>> Start
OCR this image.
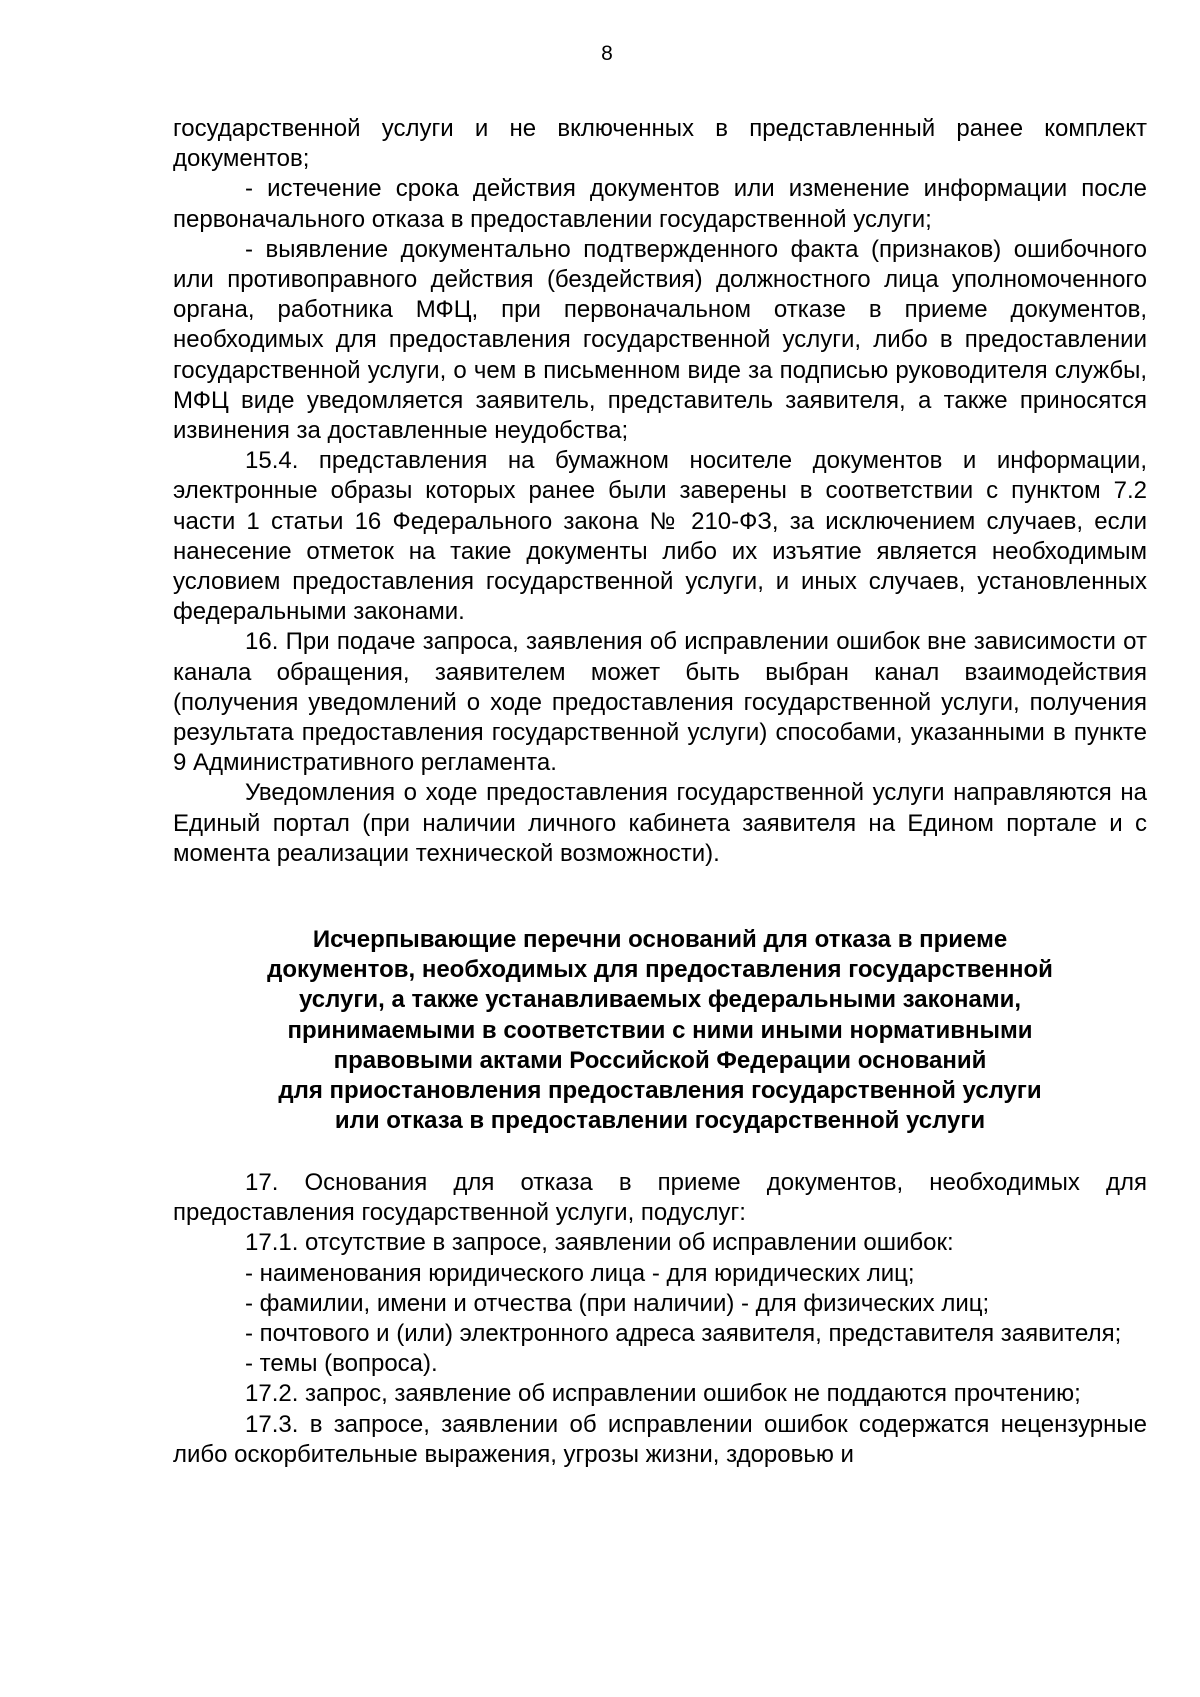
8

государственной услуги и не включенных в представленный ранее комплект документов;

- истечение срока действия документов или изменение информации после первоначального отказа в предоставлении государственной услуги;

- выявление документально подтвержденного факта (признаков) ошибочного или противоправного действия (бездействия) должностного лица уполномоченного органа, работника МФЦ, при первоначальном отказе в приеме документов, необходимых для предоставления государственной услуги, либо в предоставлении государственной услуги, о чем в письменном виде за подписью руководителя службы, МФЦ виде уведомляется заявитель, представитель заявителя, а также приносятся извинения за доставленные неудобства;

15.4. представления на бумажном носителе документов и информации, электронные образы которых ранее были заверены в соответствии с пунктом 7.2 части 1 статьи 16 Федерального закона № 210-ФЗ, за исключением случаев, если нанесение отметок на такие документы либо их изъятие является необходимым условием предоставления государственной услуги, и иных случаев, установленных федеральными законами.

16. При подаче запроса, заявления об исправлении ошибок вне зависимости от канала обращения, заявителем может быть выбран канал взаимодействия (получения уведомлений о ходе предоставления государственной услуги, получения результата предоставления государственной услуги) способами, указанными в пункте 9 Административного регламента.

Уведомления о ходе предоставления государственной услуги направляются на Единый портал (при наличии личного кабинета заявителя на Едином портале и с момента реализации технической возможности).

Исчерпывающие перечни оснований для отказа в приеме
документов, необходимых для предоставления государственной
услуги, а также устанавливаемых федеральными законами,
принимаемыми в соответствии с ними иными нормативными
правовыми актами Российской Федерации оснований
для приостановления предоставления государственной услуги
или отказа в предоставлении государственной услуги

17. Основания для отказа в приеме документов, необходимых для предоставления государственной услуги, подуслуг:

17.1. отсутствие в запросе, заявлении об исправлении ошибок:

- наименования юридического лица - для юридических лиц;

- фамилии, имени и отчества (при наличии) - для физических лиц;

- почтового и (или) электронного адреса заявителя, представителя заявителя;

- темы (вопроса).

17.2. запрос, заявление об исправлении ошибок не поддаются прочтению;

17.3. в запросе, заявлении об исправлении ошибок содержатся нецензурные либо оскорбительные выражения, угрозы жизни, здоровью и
>> End
*The problem:* Write out all the records again, exactly, minus any pictures.

*Task output:*
OCR this image.
8

государственной услуги и не включенных в представленный ранее комплект документов;

- истечение срока действия документов или изменение информации после первоначального отказа в предоставлении государственной услуги;

- выявление документально подтвержденного факта (признаков) ошибочного или противоправного действия (бездействия) должностного лица уполномоченного органа, работника МФЦ, при первоначальном отказе в приеме документов, необходимых для предоставления государственной услуги, либо в предоставлении государственной услуги, о чем в письменном виде за подписью руководителя службы, МФЦ виде уведомляется заявитель, представитель заявителя, а также приносятся извинения за доставленные неудобства;

15.4. представления на бумажном носителе документов и информации, электронные образы которых ранее были заверены в соответствии с пунктом 7.2 части 1 статьи 16 Федерального закона № 210-ФЗ, за исключением случаев, если нанесение отметок на такие документы либо их изъятие является необходимым условием предоставления государственной услуги, и иных случаев, установленных федеральными законами.

16. При подаче запроса, заявления об исправлении ошибок вне зависимости от канала обращения, заявителем может быть выбран канал взаимодействия (получения уведомлений о ходе предоставления государственной услуги, получения результата предоставления государственной услуги) способами, указанными в пункте 9 Административного регламента.

Уведомления о ходе предоставления государственной услуги направляются на Единый портал (при наличии личного кабинета заявителя на Едином портале и с момента реализации технической возможности).

Исчерпывающие перечни оснований для отказа в приеме
документов, необходимых для предоставления государственной
услуги, а также устанавливаемых федеральными законами,
принимаемыми в соответствии с ними иными нормативными
правовыми актами Российской Федерации оснований
для приостановления предоставления государственной услуги
или отказа в предоставлении государственной услуги

17. Основания для отказа в приеме документов, необходимых для предоставления государственной услуги, подуслуг:

17.1. отсутствие в запросе, заявлении об исправлении ошибок:

- наименования юридического лица - для юридических лиц;

- фамилии, имени и отчества (при наличии) - для физических лиц;

- почтового и (или) электронного адреса заявителя, представителя заявителя;

- темы (вопроса).

17.2. запрос, заявление об исправлении ошибок не поддаются прочтению;

17.3. в запросе, заявлении об исправлении ошибок содержатся нецензурные либо оскорбительные выражения, угрозы жизни, здоровью и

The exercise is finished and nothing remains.